◆ TASK GOAL: Below are the records. Gather each line that holds "Planning".

◆ RECORDS FOR THIS TASK:
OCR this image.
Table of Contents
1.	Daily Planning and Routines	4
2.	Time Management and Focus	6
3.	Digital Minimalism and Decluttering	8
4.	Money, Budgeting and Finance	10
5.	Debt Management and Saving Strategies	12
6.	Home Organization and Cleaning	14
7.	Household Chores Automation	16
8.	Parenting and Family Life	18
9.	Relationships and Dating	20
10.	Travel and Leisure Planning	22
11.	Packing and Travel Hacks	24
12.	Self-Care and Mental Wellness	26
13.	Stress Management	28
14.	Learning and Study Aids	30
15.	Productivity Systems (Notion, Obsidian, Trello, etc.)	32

◆ FULL OUTPUT:
1.	Daily Planning and Routines	4
10.	Travel and Leisure Planning	22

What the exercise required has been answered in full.